§ Required work
Work through the entries below and report how many lines include "date". The number alone is the answer.

§ Material supplied
________

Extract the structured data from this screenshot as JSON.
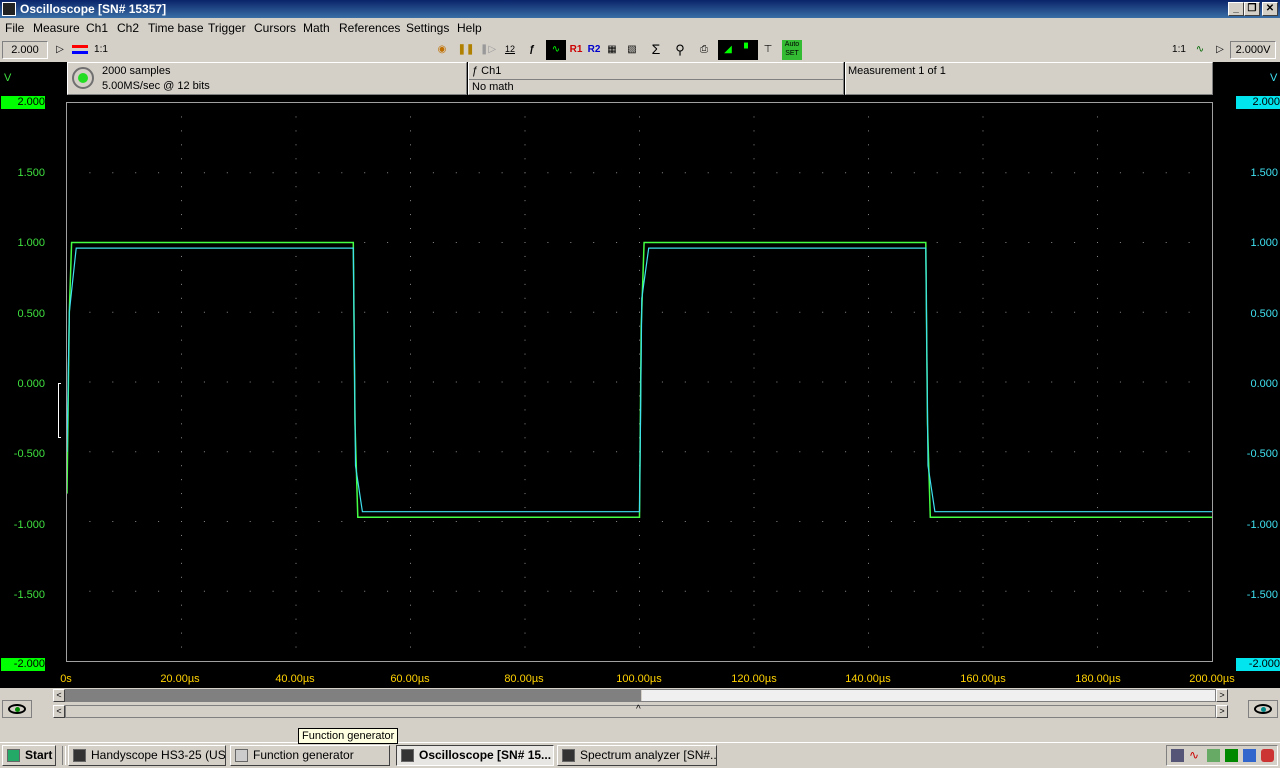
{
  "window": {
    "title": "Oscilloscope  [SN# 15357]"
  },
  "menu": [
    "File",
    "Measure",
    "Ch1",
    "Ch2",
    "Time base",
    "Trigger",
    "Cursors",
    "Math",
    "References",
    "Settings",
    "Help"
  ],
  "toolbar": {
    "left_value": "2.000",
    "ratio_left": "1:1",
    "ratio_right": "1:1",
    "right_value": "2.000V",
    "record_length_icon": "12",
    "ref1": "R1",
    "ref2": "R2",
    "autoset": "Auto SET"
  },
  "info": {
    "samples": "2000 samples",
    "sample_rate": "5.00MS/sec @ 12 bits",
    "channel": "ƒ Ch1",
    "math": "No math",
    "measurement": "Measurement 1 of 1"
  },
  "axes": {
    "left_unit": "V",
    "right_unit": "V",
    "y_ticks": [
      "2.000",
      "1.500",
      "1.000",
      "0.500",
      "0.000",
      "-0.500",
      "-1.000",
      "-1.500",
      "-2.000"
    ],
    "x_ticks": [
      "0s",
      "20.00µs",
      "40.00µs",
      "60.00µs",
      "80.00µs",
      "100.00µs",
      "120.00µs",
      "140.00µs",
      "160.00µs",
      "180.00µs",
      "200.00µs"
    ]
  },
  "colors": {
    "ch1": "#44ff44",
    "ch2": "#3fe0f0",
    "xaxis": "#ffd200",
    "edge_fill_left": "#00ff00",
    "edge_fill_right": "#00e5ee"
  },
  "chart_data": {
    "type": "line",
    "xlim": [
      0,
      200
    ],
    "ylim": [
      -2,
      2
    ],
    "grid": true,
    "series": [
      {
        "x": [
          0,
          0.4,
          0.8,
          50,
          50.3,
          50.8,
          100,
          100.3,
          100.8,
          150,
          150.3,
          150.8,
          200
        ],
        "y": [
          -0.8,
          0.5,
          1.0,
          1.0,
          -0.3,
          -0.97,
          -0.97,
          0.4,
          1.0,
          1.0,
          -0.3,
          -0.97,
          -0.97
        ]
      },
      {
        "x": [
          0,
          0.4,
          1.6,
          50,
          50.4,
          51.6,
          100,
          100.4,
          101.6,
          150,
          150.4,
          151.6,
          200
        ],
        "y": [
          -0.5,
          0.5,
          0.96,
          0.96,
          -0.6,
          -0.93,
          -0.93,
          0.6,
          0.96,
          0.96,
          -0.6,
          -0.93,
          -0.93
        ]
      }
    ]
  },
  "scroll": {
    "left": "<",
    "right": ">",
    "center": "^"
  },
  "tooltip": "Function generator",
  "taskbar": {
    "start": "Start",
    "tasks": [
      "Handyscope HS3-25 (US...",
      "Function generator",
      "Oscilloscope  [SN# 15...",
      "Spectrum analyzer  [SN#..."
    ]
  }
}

________

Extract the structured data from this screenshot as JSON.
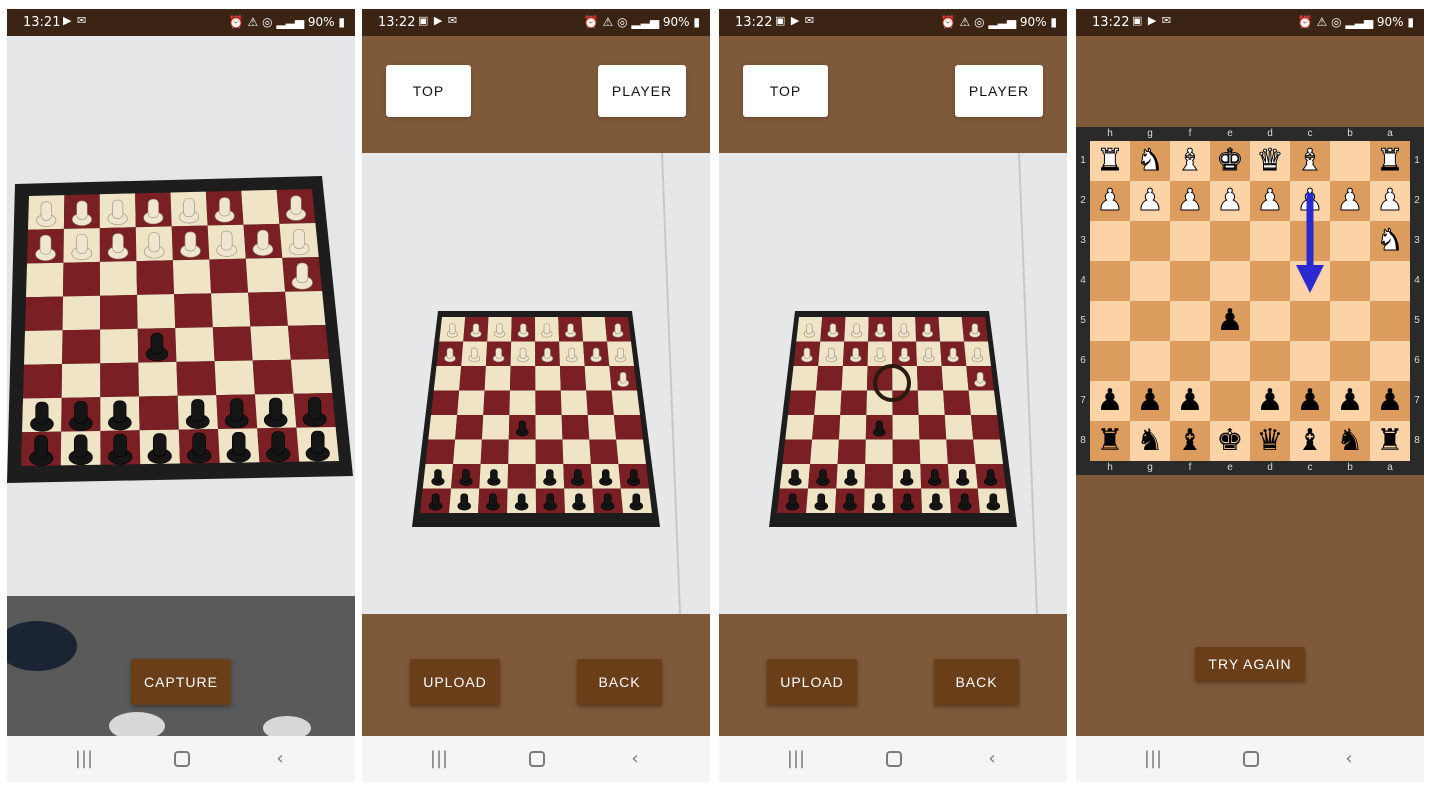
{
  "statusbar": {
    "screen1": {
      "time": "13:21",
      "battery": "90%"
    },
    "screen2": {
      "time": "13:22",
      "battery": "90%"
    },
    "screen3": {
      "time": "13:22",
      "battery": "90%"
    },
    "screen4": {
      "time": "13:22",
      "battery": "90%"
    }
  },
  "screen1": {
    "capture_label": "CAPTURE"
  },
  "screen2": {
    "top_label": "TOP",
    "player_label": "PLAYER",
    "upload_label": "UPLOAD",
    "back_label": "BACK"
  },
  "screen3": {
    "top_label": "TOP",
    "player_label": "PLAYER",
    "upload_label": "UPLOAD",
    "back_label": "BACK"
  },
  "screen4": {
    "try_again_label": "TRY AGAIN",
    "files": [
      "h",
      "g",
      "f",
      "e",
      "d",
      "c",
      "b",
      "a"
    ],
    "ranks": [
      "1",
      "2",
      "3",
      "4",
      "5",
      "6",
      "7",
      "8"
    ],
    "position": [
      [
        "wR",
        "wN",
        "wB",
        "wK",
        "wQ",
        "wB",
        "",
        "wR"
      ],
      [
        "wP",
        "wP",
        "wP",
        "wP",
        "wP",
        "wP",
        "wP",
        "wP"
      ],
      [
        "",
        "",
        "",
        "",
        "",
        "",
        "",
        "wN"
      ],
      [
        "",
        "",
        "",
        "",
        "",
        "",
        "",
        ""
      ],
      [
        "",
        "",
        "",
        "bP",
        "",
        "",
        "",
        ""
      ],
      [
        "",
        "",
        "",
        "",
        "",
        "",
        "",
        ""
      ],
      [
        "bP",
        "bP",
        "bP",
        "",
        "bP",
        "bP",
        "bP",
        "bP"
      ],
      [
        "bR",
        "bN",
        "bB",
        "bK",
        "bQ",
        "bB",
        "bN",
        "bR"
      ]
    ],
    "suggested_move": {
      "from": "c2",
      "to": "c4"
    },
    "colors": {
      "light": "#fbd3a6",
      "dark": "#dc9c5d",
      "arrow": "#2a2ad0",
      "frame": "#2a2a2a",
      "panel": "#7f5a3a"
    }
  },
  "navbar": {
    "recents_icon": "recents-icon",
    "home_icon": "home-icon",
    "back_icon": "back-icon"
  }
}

________

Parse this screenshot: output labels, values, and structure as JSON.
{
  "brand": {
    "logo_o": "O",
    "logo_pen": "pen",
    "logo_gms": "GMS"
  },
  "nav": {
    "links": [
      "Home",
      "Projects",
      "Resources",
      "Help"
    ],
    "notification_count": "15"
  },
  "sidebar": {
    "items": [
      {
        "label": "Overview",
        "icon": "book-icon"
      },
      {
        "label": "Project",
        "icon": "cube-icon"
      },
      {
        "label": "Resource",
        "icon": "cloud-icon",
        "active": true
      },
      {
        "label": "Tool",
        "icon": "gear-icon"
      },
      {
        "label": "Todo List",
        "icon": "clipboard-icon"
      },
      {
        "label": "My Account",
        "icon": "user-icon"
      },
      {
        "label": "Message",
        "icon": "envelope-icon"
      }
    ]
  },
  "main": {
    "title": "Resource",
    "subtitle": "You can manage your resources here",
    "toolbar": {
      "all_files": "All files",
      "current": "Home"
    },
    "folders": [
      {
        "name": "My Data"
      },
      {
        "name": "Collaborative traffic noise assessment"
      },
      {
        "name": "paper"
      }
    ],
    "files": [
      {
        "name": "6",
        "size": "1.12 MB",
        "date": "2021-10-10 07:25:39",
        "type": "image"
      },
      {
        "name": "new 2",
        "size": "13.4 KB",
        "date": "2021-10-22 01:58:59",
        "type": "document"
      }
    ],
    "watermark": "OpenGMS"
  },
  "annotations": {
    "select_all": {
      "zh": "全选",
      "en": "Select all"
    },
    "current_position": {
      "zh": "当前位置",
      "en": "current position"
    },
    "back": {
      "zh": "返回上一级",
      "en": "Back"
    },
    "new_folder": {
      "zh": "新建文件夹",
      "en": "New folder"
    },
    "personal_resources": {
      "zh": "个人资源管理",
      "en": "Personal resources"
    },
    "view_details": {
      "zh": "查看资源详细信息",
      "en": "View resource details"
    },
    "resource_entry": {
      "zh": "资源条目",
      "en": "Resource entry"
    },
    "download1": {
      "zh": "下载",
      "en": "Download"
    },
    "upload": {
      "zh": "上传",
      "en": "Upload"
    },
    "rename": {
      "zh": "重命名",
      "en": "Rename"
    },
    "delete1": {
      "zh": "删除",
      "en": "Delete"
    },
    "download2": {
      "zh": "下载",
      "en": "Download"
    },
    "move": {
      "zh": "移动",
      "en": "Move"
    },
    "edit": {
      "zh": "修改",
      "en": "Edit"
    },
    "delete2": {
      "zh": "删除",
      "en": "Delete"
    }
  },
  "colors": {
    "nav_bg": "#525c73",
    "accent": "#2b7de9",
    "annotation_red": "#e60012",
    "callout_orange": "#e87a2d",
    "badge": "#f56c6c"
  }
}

________

§ Written answer
2